§ REQUIRED TASK
Print out the material that follows word for word.

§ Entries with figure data
**********

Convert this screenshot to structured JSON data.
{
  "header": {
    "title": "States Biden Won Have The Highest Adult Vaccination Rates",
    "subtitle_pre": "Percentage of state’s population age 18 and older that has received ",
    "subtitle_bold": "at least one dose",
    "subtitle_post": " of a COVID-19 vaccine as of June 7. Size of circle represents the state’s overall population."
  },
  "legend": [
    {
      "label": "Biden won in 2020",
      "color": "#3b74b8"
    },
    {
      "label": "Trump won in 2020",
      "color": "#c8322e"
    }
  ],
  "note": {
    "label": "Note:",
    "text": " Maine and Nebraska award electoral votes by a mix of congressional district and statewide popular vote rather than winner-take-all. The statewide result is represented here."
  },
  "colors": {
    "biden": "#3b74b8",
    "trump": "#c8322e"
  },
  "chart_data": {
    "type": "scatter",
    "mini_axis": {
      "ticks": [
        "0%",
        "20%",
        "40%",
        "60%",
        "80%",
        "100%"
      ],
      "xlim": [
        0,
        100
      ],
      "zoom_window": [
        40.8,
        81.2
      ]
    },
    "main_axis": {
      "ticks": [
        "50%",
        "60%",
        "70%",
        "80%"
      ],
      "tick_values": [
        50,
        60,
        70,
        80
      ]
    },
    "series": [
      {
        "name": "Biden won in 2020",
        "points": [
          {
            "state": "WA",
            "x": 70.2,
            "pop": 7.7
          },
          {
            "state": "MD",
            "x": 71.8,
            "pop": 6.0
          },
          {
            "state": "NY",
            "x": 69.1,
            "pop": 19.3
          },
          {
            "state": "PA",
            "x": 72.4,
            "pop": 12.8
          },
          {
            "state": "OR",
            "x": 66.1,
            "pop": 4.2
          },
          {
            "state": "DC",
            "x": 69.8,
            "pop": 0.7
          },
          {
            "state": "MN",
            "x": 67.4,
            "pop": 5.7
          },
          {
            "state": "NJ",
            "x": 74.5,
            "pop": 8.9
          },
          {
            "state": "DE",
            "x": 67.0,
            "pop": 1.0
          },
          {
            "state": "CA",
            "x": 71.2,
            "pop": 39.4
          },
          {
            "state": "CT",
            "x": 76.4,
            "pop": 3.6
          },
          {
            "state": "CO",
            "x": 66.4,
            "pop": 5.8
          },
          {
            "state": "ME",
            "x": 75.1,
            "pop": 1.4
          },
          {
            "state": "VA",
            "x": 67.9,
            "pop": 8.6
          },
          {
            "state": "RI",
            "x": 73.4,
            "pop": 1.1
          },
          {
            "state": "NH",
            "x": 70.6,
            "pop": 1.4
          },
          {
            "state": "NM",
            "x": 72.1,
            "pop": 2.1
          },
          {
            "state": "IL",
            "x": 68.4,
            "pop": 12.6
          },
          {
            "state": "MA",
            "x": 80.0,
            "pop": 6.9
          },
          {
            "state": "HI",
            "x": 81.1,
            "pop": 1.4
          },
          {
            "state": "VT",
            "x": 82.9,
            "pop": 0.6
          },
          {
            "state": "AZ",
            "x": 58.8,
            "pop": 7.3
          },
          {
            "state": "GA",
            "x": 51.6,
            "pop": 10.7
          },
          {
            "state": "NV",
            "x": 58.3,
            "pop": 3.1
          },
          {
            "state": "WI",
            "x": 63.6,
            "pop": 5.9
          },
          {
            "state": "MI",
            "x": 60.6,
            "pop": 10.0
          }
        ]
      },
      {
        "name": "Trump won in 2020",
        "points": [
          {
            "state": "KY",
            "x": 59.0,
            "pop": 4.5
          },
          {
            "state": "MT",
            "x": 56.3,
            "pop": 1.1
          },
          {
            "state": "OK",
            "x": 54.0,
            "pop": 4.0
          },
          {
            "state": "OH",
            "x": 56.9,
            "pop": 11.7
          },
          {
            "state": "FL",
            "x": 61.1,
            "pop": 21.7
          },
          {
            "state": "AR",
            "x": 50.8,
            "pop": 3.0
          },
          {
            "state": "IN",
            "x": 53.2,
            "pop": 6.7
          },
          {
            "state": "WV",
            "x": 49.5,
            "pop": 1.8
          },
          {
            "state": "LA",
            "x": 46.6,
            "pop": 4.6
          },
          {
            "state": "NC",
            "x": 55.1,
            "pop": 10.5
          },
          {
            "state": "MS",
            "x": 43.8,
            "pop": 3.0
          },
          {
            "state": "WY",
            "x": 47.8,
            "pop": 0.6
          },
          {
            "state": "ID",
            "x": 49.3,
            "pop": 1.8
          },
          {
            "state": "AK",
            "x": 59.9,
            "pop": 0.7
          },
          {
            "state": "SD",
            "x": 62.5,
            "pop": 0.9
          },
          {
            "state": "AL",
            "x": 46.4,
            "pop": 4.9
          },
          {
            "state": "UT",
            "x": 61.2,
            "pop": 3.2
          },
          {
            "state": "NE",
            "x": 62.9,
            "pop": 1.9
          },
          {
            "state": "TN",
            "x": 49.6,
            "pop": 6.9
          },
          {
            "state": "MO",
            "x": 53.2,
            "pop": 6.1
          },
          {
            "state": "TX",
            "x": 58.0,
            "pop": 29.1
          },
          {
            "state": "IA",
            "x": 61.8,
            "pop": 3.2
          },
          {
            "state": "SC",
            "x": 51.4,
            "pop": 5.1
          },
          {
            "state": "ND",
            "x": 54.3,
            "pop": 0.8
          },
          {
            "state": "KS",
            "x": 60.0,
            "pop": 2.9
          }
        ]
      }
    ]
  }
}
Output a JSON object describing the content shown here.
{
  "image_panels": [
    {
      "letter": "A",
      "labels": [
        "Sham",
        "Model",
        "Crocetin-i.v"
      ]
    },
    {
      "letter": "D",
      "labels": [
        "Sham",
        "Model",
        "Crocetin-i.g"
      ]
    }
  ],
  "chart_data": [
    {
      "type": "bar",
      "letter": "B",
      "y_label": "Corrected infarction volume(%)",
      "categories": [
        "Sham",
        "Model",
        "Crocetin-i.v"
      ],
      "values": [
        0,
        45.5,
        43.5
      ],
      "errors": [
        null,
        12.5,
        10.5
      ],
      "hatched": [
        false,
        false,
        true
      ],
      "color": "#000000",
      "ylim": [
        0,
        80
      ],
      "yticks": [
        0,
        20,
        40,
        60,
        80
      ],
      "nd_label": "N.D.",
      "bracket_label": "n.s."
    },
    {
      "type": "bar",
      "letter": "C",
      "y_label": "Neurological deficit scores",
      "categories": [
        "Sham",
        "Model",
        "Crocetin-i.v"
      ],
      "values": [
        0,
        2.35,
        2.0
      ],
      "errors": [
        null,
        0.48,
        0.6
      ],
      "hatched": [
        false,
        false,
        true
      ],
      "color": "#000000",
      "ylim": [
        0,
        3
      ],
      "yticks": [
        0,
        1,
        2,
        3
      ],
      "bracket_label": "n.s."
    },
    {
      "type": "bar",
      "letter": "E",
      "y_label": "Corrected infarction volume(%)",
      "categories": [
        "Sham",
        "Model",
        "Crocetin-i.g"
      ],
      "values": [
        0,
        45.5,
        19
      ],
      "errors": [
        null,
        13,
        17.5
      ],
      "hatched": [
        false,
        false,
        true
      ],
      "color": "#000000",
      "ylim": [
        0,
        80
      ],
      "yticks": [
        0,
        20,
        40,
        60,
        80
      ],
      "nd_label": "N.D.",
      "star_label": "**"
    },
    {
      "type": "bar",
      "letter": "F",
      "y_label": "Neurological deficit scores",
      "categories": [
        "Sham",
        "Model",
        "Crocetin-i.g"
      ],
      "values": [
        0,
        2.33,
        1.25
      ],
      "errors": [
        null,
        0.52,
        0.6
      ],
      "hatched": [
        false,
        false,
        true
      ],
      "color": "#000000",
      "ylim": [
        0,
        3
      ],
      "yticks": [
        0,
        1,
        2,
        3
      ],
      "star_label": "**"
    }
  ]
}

**********

§ RESPONSE TO THE EXERCISE
Convert this screenshot to structured JSON data.
{
  "header": {
    "title": "States Biden Won Have The Highest Adult Vaccination Rates",
    "subtitle_pre": "Percentage of state’s population age 18 and older that has received ",
    "subtitle_bold": "at least one dose",
    "subtitle_post": " of a COVID-19 vaccine as of June 7. Size of circle represents the state’s overall population."
  },
  "legend": [
    {
      "label": "Biden won in 2020",
      "color": "#3b74b8"
    },
    {
      "label": "Trump won in 2020",
      "color": "#c8322e"
    }
  ],
  "note": {
    "label": "Note:",
    "text": " Maine and Nebraska award electoral votes by a mix of congressional district and statewide popular vote rather than winner-take-all. The statewide result is represented here."
  },
  "colors": {
    "biden": "#3b74b8",
    "trump": "#c8322e"
  },
  "chart_data": {
    "type": "scatter",
    "mini_axis": {
      "ticks": [
        "0%",
        "20%",
        "40%",
        "60%",
        "80%",
        "100%"
      ],
      "xlim": [
        0,
        100
      ],
      "zoom_window": [
        40.8,
        81.2
      ]
    },
    "main_axis": {
      "ticks": [
        "50%",
        "60%",
        "70%",
        "80%"
      ],
      "tick_values": [
        50,
        60,
        70,
        80
      ]
    },
    "series": [
      {
        "name": "Biden won in 2020",
        "points": [
          {
            "state": "WA",
            "x": 70.2,
            "pop": 7.7
          },
          {
            "state": "MD",
            "x": 71.8,
            "pop": 6.0
          },
          {
            "state": "NY",
            "x": 69.1,
            "pop": 19.3
          },
          {
            "state": "PA",
            "x": 72.4,
            "pop": 12.8
          },
          {
            "state": "OR",
            "x": 66.1,
            "pop": 4.2
          },
          {
            "state": "DC",
            "x": 69.8,
            "pop": 0.7
          },
          {
            "state": "MN",
            "x": 67.4,
            "pop": 5.7
          },
          {
            "state": "NJ",
            "x": 74.5,
            "pop": 8.9
          },
          {
            "state": "DE",
            "x": 67.0,
            "pop": 1.0
          },
          {
            "state": "CA",
            "x": 71.2,
            "pop": 39.4
          },
          {
            "state": "CT",
            "x": 76.4,
            "pop": 3.6
          },
          {
            "state": "CO",
            "x": 66.4,
            "pop": 5.8
          },
          {
            "state": "ME",
            "x": 75.1,
            "pop": 1.4
          },
          {
            "state": "VA",
            "x": 67.9,
            "pop": 8.6
          },
          {
            "state": "RI",
            "x": 73.4,
            "pop": 1.1
          },
          {
            "state": "NH",
            "x": 70.6,
            "pop": 1.4
          },
          {
            "state": "NM",
            "x": 72.1,
            "pop": 2.1
          },
          {
            "state": "IL",
            "x": 68.4,
            "pop": 12.6
          },
          {
            "state": "MA",
            "x": 80.0,
            "pop": 6.9
          },
          {
            "state": "HI",
            "x": 81.1,
            "pop": 1.4
          },
          {
            "state": "VT",
            "x": 82.9,
            "pop": 0.6
          },
          {
            "state": "AZ",
            "x": 58.8,
            "pop": 7.3
          },
          {
            "state": "GA",
            "x": 51.6,
            "pop": 10.7
          },
          {
            "state": "NV",
            "x": 58.3,
            "pop": 3.1
          },
          {
            "state": "WI",
            "x": 63.6,
            "pop": 5.9
          },
          {
            "state": "MI",
            "x": 60.6,
            "pop": 10.0
          }
        ]
      },
      {
        "name": "Trump won in 2020",
        "points": [
          {
            "state": "KY",
            "x": 59.0,
            "pop": 4.5
          },
          {
            "state": "MT",
            "x": 56.3,
            "pop": 1.1
          },
          {
            "state": "OK",
            "x": 54.0,
            "pop": 4.0
          },
          {
            "state": "OH",
            "x": 56.9,
            "pop": 11.7
          },
          {
            "state": "FL",
            "x": 61.1,
            "pop": 21.7
          },
          {
            "state": "AR",
            "x": 50.8,
            "pop": 3.0
          },
          {
            "state": "IN",
            "x": 53.2,
            "pop": 6.7
          },
          {
            "state": "WV",
            "x": 49.5,
            "pop": 1.8
          },
          {
            "state": "LA",
            "x": 46.6,
            "pop": 4.6
          },
          {
            "state": "NC",
            "x": 55.1,
            "pop": 10.5
          },
          {
            "state": "MS",
            "x": 43.8,
            "pop": 3.0
          },
          {
            "state": "WY",
            "x": 47.8,
            "pop": 0.6
          },
          {
            "state": "ID",
            "x": 49.3,
            "pop": 1.8
          },
          {
            "state": "AK",
            "x": 59.9,
            "pop": 0.7
          },
          {
            "state": "SD",
            "x": 62.5,
            "pop": 0.9
          },
          {
            "state": "AL",
            "x": 46.4,
            "pop": 4.9
          },
          {
            "state": "UT",
            "x": 61.2,
            "pop": 3.2
          },
          {
            "state": "NE",
            "x": 62.9,
            "pop": 1.9
          },
          {
            "state": "TN",
            "x": 49.6,
            "pop": 6.9
          },
          {
            "state": "MO",
            "x": 53.2,
            "pop": 6.1
          },
          {
            "state": "TX",
            "x": 58.0,
            "pop": 29.1
          },
          {
            "state": "IA",
            "x": 61.8,
            "pop": 3.2
          },
          {
            "state": "SC",
            "x": 51.4,
            "pop": 5.1
          },
          {
            "state": "ND",
            "x": 54.3,
            "pop": 0.8
          },
          {
            "state": "KS",
            "x": 60.0,
            "pop": 2.9
          }
        ]
      }
    ]
  }
}
Output a JSON object describing the content shown here.
{
  "image_panels": [
    {
      "letter": "A",
      "labels": [
        "Sham",
        "Model",
        "Crocetin-i.v"
      ]
    },
    {
      "letter": "D",
      "labels": [
        "Sham",
        "Model",
        "Crocetin-i.g"
      ]
    }
  ],
  "chart_data": [
    {
      "type": "bar",
      "letter": "B",
      "y_label": "Corrected infarction volume(%)",
      "categories": [
        "Sham",
        "Model",
        "Crocetin-i.v"
      ],
      "values": [
        0,
        45.5,
        43.5
      ],
      "errors": [
        null,
        12.5,
        10.5
      ],
      "hatched": [
        false,
        false,
        true
      ],
      "color": "#000000",
      "ylim": [
        0,
        80
      ],
      "yticks": [
        0,
        20,
        40,
        60,
        80
      ],
      "nd_label": "N.D.",
      "bracket_label": "n.s."
    },
    {
      "type": "bar",
      "letter": "C",
      "y_label": "Neurological deficit scores",
      "categories": [
        "Sham",
        "Model",
        "Crocetin-i.v"
      ],
      "values": [
        0,
        2.35,
        2.0
      ],
      "errors": [
        null,
        0.48,
        0.6
      ],
      "hatched": [
        false,
        false,
        true
      ],
      "color": "#000000",
      "ylim": [
        0,
        3
      ],
      "yticks": [
        0,
        1,
        2,
        3
      ],
      "bracket_label": "n.s."
    },
    {
      "type": "bar",
      "letter": "E",
      "y_label": "Corrected infarction volume(%)",
      "categories": [
        "Sham",
        "Model",
        "Crocetin-i.g"
      ],
      "values": [
        0,
        45.5,
        19
      ],
      "errors": [
        null,
        13,
        17.5
      ],
      "hatched": [
        false,
        false,
        true
      ],
      "color": "#000000",
      "ylim": [
        0,
        80
      ],
      "yticks": [
        0,
        20,
        40,
        60,
        80
      ],
      "nd_label": "N.D.",
      "star_label": "**"
    },
    {
      "type": "bar",
      "letter": "F",
      "y_label": "Neurological deficit scores",
      "categories": [
        "Sham",
        "Model",
        "Crocetin-i.g"
      ],
      "values": [
        0,
        2.33,
        1.25
      ],
      "errors": [
        null,
        0.52,
        0.6
      ],
      "hatched": [
        false,
        false,
        true
      ],
      "color": "#000000",
      "ylim": [
        0,
        3
      ],
      "yticks": [
        0,
        1,
        2,
        3
      ],
      "star_label": "**"
    }
  ]
}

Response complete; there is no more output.